## start DATA

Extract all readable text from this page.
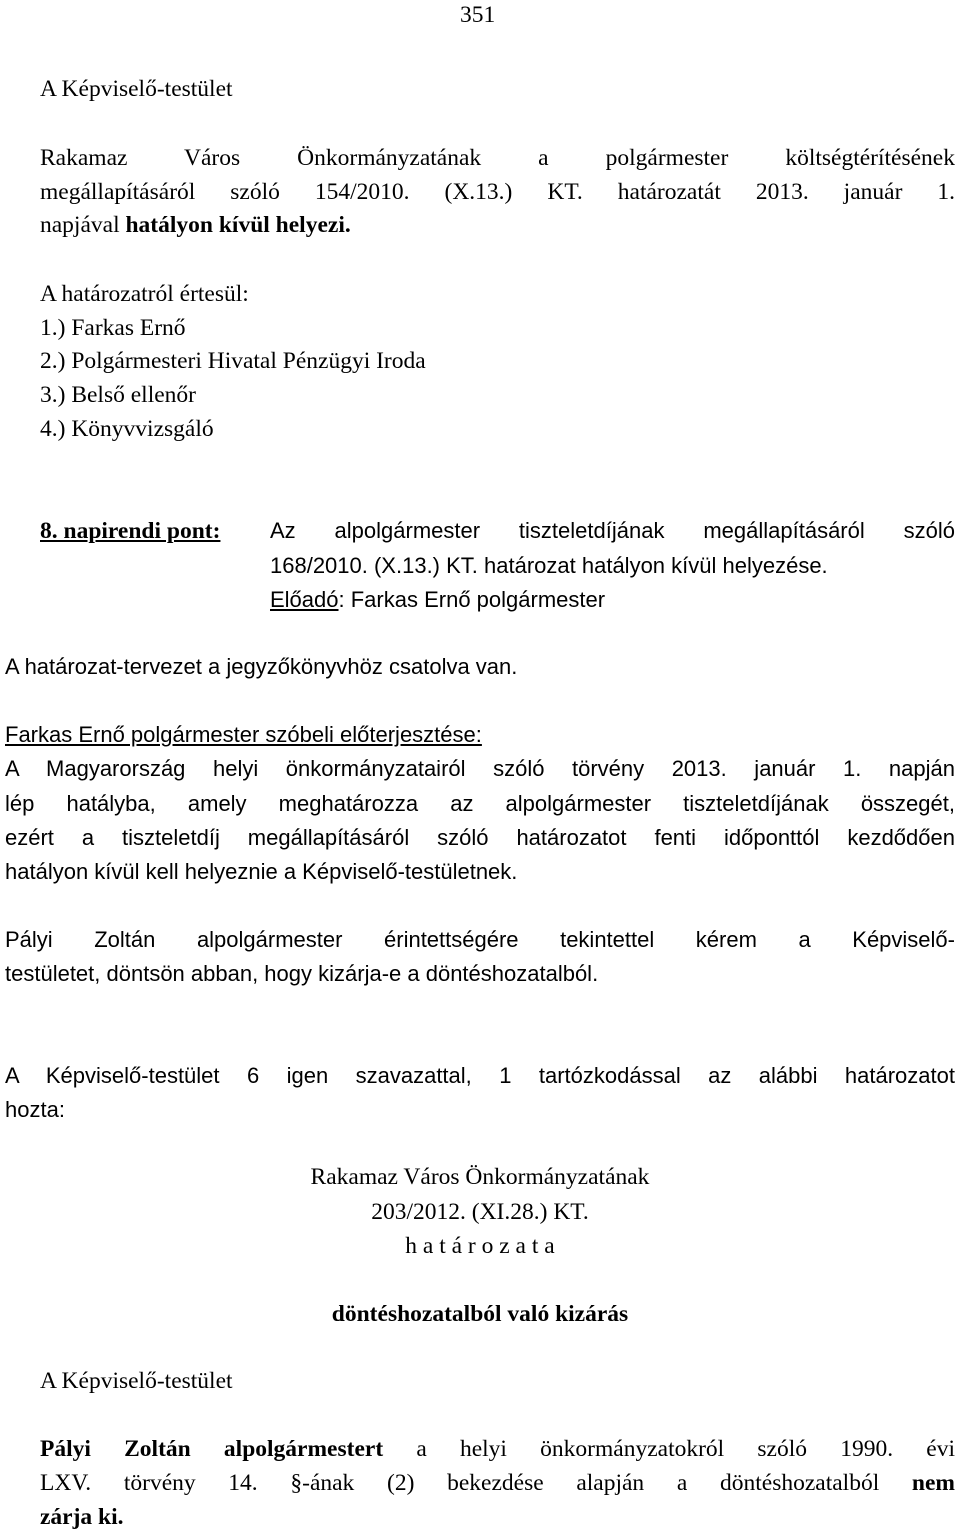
351
A Képviselő-testület
Rakamaz Város Önkormányzatának a polgármester költségtérítésének
megállapításáról szóló 154/2010. (X.13.) KT. határozatát 2013. január 1.
napjával hatályon kívül helyezi.
A határozatról értesül:
1.) Farkas Ernő
2.) Polgármesteri Hivatal Pénzügyi Iroda
3.) Belső ellenőr
4.) Könyvvizsgáló
8. napirendi pont: Az alpolgármester tiszteletdíjának megállapításáról szóló
168/2010. (X.13.) KT. határozat hatályon kívül helyezése.
Előadó: Farkas Ernő polgármester
A határozat-tervezet a jegyzőkönyvhöz csatolva van.
Farkas Ernő polgármester szóbeli előterjesztése:
A Magyarország helyi önkormányzatairól szóló törvény 2013. január 1. napján
lép hatályba, amely meghatározza az alpolgármester tiszteletdíjának összegét,
ezért a tiszteletdíj megállapításáról szóló határozatot fenti időponttól kezdődően
hatályon kívül kell helyeznie a Képviselő-testületnek.
Pályi Zoltán alpolgármester érintettségére tekintettel kérem a Képviselő-
testületet, döntsön abban, hogy kizárja-e a döntéshozatalból.
A Képviselő-testület 6 igen szavazattal, 1 tartózkodással az alábbi határozatot
hozta:
Rakamaz Város Önkormányzatának
203/2012. (XI.28.) KT.
h a t á r o z a t a
döntéshozatalból való kizárás
A Képviselő-testület
Pályi Zoltán alpolgármestert a helyi önkormányzatokról szóló 1990. évi
LXV. törvény 14. §-ának (2) bekezdése alapján a döntéshozatalból nem
zárja ki.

## end DATA

*WHAT YOU WILL DO*
All of the entries need to be transcribed word for word; pictures are left out.

*FINAL ANSWER*
Extract all readable text from this page.
351
A Képviselő-testület
Rakamaz Város Önkormányzatának a polgármester költségtérítésének
megállapításáról szóló 154/2010. (X.13.) KT. határozatát 2013. január 1.
napjával hatályon kívül helyezi.
A határozatról értesül:
1.) Farkas Ernő
2.) Polgármesteri Hivatal Pénzügyi Iroda
3.) Belső ellenőr
4.) Könyvvizsgáló
8. napirendi pont: Az alpolgármester tiszteletdíjának megállapításáról szóló
168/2010. (X.13.) KT. határozat hatályon kívül helyezése.
Előadó: Farkas Ernő polgármester
A határozat-tervezet a jegyzőkönyvhöz csatolva van.
Farkas Ernő polgármester szóbeli előterjesztése:
A Magyarország helyi önkormányzatairól szóló törvény 2013. január 1. napján
lép hatályba, amely meghatározza az alpolgármester tiszteletdíjának összegét,
ezért a tiszteletdíj megállapításáról szóló határozatot fenti időponttól kezdődően
hatályon kívül kell helyeznie a Képviselő-testületnek.
Pályi Zoltán alpolgármester érintettségére tekintettel kérem a Képviselő-
testületet, döntsön abban, hogy kizárja-e a döntéshozatalból.
A Képviselő-testület 6 igen szavazattal, 1 tartózkodással az alábbi határozatot
hozta:
Rakamaz Város Önkormányzatának
203/2012. (XI.28.) KT.
h a t á r o z a t a
döntéshozatalból való kizárás
A Képviselő-testület
Pályi Zoltán alpolgármestert a helyi önkormányzatokról szóló 1990. évi
LXV. törvény 14. §-ának (2) bekezdése alapján a döntéshozatalból nem
zárja ki.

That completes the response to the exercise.